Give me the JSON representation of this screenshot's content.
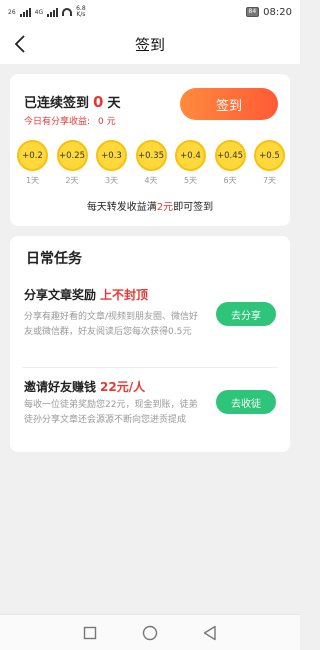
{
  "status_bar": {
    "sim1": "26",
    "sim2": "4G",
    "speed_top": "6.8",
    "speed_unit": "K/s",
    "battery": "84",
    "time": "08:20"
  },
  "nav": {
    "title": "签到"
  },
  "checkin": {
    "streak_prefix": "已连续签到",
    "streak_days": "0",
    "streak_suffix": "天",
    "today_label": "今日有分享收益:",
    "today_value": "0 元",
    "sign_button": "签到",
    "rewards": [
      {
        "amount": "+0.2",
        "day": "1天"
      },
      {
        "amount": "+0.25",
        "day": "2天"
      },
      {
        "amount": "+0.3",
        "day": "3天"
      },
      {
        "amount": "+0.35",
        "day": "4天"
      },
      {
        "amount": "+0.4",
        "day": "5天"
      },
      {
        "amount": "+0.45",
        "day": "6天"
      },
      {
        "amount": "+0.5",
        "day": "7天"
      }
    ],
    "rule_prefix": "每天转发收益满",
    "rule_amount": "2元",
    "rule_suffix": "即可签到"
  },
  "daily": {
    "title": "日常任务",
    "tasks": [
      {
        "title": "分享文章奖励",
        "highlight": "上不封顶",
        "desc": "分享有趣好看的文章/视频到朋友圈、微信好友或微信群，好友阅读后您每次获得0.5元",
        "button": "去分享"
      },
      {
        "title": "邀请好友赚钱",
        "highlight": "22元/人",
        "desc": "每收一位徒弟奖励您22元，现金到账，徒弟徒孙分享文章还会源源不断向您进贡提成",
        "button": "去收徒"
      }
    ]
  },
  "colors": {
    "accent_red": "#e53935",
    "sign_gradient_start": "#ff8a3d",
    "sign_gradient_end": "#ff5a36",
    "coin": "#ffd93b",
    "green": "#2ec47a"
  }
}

Direction: What you return should match the records above word for word, minus the pictures.

Result of this exercise:
Give me the JSON representation of this screenshot's content.
{
  "status_bar": {
    "sim1": "26",
    "sim2": "4G",
    "speed_top": "6.8",
    "speed_unit": "K/s",
    "battery": "84",
    "time": "08:20"
  },
  "nav": {
    "title": "签到"
  },
  "checkin": {
    "streak_prefix": "已连续签到",
    "streak_days": "0",
    "streak_suffix": "天",
    "today_label": "今日有分享收益:",
    "today_value": "0 元",
    "sign_button": "签到",
    "rewards": [
      {
        "amount": "+0.2",
        "day": "1天"
      },
      {
        "amount": "+0.25",
        "day": "2天"
      },
      {
        "amount": "+0.3",
        "day": "3天"
      },
      {
        "amount": "+0.35",
        "day": "4天"
      },
      {
        "amount": "+0.4",
        "day": "5天"
      },
      {
        "amount": "+0.45",
        "day": "6天"
      },
      {
        "amount": "+0.5",
        "day": "7天"
      }
    ],
    "rule_prefix": "每天转发收益满",
    "rule_amount": "2元",
    "rule_suffix": "即可签到"
  },
  "daily": {
    "title": "日常任务",
    "tasks": [
      {
        "title": "分享文章奖励",
        "highlight": "上不封顶",
        "desc": "分享有趣好看的文章/视频到朋友圈、微信好友或微信群，好友阅读后您每次获得0.5元",
        "button": "去分享"
      },
      {
        "title": "邀请好友赚钱",
        "highlight": "22元/人",
        "desc": "每收一位徒弟奖励您22元，现金到账，徒弟徒孙分享文章还会源源不断向您进贡提成",
        "button": "去收徒"
      }
    ]
  },
  "colors": {
    "accent_red": "#e53935",
    "sign_gradient_start": "#ff8a3d",
    "sign_gradient_end": "#ff5a36",
    "coin": "#ffd93b",
    "green": "#2ec47a"
  }
}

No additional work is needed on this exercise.